Input for this task |
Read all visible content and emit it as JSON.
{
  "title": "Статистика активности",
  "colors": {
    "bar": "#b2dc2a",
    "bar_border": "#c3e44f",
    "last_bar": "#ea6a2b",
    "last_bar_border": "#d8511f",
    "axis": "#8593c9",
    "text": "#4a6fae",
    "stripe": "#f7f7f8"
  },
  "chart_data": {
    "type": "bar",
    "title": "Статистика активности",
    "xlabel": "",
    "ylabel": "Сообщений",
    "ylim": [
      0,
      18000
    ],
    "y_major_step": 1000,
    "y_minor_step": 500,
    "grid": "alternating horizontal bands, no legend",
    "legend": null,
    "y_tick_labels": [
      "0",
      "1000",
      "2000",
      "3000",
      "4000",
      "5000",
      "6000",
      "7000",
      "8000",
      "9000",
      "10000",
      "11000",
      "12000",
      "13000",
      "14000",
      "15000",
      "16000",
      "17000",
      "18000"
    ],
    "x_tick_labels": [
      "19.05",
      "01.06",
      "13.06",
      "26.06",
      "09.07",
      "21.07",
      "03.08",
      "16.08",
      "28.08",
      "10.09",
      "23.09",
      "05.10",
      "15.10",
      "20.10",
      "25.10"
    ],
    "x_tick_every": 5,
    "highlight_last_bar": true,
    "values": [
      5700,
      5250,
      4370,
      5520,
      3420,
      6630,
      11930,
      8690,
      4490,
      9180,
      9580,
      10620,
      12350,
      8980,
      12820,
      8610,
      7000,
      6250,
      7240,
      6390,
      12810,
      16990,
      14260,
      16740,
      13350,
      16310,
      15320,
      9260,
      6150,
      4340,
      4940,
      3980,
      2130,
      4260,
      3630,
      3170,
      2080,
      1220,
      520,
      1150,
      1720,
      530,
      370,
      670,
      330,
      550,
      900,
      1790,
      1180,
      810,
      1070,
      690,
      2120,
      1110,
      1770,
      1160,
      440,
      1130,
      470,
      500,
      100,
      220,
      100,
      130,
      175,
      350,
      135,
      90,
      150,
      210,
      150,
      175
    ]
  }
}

Written task | Write out the full set of records exactly as given.

Output below |
Read all visible content and emit it as JSON.
{
  "title": "Статистика активности",
  "colors": {
    "bar": "#b2dc2a",
    "bar_border": "#c3e44f",
    "last_bar": "#ea6a2b",
    "last_bar_border": "#d8511f",
    "axis": "#8593c9",
    "text": "#4a6fae",
    "stripe": "#f7f7f8"
  },
  "chart_data": {
    "type": "bar",
    "title": "Статистика активности",
    "xlabel": "",
    "ylabel": "Сообщений",
    "ylim": [
      0,
      18000
    ],
    "y_major_step": 1000,
    "y_minor_step": 500,
    "grid": "alternating horizontal bands, no legend",
    "legend": null,
    "y_tick_labels": [
      "0",
      "1000",
      "2000",
      "3000",
      "4000",
      "5000",
      "6000",
      "7000",
      "8000",
      "9000",
      "10000",
      "11000",
      "12000",
      "13000",
      "14000",
      "15000",
      "16000",
      "17000",
      "18000"
    ],
    "x_tick_labels": [
      "19.05",
      "01.06",
      "13.06",
      "26.06",
      "09.07",
      "21.07",
      "03.08",
      "16.08",
      "28.08",
      "10.09",
      "23.09",
      "05.10",
      "15.10",
      "20.10",
      "25.10"
    ],
    "x_tick_every": 5,
    "highlight_last_bar": true,
    "values": [
      5700,
      5250,
      4370,
      5520,
      3420,
      6630,
      11930,
      8690,
      4490,
      9180,
      9580,
      10620,
      12350,
      8980,
      12820,
      8610,
      7000,
      6250,
      7240,
      6390,
      12810,
      16990,
      14260,
      16740,
      13350,
      16310,
      15320,
      9260,
      6150,
      4340,
      4940,
      3980,
      2130,
      4260,
      3630,
      3170,
      2080,
      1220,
      520,
      1150,
      1720,
      530,
      370,
      670,
      330,
      550,
      900,
      1790,
      1180,
      810,
      1070,
      690,
      2120,
      1110,
      1770,
      1160,
      440,
      1130,
      470,
      500,
      100,
      220,
      100,
      130,
      175,
      350,
      135,
      90,
      150,
      210,
      150,
      175
    ]
  }
}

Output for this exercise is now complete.